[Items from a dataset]
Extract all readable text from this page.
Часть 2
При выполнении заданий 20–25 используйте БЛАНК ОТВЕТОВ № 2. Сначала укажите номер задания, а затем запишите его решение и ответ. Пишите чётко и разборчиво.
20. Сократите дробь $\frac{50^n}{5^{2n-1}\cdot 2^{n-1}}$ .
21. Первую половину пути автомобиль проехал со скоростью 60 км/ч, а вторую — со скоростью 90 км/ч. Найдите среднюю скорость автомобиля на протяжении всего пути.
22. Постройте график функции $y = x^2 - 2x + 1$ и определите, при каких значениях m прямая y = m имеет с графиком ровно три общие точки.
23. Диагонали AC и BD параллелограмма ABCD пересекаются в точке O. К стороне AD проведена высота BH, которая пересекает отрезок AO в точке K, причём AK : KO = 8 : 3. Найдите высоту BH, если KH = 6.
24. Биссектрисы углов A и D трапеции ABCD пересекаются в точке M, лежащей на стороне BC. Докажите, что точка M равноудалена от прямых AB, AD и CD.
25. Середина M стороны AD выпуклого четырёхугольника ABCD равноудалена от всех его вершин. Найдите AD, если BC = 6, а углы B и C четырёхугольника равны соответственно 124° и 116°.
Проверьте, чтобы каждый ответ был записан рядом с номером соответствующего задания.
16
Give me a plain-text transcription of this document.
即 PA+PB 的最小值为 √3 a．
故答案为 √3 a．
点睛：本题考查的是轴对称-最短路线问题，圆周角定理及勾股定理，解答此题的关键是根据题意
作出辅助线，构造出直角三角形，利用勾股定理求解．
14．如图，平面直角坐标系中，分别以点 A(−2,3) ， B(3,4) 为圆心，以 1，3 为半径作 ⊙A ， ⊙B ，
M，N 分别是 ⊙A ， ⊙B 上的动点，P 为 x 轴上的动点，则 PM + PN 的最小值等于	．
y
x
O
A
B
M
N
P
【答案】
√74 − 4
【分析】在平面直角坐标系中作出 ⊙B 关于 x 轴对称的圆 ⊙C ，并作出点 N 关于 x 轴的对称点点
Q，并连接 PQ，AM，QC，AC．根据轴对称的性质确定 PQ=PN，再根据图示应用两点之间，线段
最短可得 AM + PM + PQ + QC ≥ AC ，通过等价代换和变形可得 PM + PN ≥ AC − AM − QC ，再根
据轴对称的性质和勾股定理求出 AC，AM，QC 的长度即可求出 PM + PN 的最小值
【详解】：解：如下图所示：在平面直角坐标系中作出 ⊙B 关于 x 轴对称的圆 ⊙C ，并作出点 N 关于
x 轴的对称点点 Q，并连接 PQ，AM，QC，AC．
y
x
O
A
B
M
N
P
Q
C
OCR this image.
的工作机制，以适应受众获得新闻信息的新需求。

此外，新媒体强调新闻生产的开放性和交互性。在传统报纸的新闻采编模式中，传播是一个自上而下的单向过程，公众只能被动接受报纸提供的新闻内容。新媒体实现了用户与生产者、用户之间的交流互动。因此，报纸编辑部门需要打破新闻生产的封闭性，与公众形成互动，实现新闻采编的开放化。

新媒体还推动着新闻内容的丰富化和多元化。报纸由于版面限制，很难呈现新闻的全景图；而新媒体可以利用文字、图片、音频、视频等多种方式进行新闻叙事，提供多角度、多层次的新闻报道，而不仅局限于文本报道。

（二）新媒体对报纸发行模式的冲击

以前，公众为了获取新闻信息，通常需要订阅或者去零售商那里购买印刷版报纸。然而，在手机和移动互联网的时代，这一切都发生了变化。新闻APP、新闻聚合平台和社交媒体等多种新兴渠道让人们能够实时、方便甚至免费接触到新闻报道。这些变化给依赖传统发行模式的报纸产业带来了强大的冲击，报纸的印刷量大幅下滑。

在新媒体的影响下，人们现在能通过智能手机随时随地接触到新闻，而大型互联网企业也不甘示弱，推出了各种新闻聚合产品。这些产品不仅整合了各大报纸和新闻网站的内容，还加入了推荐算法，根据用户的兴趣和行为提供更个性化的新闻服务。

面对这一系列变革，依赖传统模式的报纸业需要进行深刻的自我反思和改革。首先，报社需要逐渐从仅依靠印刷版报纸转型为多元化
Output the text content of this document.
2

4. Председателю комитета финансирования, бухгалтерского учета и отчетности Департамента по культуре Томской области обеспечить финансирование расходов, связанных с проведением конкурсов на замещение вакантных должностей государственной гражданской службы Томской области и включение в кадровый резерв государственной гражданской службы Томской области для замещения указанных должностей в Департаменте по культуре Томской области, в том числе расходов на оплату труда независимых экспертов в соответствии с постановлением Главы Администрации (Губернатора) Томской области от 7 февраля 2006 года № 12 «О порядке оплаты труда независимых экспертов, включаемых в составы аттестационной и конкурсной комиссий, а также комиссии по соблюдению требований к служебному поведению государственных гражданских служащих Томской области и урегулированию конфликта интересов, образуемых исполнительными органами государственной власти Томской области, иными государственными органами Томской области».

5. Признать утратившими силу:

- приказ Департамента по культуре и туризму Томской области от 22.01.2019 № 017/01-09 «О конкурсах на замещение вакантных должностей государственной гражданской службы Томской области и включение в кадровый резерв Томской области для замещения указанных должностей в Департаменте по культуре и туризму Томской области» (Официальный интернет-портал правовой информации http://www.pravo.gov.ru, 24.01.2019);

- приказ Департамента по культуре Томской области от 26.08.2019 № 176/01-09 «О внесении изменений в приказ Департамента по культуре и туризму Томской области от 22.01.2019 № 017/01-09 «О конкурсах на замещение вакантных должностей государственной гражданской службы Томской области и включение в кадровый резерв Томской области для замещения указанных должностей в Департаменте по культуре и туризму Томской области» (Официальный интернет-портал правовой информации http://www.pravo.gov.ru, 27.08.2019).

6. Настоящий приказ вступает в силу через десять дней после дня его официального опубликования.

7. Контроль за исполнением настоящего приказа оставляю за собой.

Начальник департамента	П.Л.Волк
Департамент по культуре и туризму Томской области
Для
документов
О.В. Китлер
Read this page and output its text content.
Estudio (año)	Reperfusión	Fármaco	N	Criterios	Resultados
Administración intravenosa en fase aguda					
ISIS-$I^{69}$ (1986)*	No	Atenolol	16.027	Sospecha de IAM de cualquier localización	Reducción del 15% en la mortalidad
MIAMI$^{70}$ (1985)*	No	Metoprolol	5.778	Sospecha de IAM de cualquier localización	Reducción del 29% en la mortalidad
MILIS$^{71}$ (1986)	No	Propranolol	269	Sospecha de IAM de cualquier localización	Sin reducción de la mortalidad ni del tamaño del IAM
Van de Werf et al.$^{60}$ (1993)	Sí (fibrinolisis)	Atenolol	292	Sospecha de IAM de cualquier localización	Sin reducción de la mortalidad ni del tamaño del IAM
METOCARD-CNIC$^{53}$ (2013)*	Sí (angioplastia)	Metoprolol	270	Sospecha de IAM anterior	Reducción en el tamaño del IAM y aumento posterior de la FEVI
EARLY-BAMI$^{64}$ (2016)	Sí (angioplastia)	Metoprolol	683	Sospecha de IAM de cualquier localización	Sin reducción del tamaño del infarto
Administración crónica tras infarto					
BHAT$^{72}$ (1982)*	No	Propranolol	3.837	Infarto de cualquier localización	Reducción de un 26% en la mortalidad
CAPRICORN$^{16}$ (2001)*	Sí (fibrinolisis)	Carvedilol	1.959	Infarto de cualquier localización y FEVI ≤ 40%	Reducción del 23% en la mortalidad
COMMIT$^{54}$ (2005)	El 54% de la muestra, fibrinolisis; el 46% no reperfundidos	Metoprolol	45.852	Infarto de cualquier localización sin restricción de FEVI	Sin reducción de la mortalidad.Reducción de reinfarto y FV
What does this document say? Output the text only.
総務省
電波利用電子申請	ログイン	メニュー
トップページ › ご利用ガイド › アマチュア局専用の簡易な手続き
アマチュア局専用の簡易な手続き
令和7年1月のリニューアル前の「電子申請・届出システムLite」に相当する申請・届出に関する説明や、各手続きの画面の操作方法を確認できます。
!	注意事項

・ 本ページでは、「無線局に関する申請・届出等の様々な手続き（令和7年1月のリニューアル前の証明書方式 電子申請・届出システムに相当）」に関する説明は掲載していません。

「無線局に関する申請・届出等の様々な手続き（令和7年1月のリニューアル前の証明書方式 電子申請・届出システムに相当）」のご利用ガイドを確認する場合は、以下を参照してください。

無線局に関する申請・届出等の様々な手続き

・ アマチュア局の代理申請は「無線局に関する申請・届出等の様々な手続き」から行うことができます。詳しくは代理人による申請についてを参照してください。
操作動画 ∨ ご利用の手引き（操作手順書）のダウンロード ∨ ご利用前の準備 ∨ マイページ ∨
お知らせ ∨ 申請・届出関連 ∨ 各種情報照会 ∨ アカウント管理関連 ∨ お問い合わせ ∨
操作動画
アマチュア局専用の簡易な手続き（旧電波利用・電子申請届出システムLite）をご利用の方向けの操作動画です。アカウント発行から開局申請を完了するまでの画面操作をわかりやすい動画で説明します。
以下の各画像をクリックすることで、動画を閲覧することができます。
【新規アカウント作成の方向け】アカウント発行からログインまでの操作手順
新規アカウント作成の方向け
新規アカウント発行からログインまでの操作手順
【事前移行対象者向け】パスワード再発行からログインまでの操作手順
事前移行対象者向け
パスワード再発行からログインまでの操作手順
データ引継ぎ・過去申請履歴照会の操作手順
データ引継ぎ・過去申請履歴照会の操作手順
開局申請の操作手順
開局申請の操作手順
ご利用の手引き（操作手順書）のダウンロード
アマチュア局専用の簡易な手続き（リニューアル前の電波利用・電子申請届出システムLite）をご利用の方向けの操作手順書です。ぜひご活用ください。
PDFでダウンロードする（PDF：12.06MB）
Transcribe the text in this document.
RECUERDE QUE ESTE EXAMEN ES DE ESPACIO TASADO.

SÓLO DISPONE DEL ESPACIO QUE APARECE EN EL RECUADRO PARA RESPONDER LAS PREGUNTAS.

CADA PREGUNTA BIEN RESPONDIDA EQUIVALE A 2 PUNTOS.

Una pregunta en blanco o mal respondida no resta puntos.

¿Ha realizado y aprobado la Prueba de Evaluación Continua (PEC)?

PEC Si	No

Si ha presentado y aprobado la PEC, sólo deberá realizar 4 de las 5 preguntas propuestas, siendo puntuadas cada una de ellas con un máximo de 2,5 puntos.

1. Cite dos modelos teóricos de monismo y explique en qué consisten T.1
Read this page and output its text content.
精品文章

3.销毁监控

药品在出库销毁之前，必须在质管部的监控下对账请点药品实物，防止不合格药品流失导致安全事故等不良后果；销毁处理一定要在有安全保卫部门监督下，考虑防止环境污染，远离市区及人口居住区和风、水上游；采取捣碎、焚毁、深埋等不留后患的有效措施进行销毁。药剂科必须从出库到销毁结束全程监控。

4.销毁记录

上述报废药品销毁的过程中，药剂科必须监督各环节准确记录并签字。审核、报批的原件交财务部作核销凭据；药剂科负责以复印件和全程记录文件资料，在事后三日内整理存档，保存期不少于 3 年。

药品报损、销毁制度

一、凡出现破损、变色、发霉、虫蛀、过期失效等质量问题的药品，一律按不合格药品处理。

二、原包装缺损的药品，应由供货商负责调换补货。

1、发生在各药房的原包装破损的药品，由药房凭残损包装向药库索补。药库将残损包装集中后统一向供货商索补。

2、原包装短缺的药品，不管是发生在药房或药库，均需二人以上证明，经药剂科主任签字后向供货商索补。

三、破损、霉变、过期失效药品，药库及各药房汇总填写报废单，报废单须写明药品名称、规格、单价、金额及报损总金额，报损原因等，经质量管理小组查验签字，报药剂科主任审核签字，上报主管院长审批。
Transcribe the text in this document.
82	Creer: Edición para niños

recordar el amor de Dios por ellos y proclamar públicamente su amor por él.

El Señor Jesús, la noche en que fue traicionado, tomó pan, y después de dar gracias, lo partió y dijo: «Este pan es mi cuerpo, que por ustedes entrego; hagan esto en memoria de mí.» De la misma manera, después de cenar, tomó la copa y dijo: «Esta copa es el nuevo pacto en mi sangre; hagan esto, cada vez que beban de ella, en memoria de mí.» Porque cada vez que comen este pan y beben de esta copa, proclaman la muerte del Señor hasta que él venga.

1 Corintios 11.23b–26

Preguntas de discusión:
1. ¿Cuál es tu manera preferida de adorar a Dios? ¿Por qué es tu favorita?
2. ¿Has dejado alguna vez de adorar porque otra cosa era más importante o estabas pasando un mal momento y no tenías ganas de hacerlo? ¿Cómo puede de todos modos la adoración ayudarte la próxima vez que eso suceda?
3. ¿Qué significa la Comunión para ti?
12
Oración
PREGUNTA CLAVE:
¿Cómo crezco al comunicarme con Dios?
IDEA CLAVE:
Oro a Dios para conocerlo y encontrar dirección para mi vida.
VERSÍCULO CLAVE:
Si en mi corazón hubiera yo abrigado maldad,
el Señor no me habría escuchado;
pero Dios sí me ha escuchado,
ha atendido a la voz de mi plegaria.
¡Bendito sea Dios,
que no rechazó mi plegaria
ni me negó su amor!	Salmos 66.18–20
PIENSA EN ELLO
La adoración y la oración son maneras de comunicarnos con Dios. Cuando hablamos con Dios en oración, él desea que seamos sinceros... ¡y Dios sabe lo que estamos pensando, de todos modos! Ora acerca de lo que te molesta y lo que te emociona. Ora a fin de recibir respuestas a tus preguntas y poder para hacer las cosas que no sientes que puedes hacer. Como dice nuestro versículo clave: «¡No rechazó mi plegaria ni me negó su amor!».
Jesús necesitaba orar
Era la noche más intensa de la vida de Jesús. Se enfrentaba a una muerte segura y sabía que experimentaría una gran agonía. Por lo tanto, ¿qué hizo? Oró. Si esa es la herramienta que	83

**Directions for this task**
Give the number of lines in the records that contain the string "無線局に関する申請", with no other output.

**Completed task**
4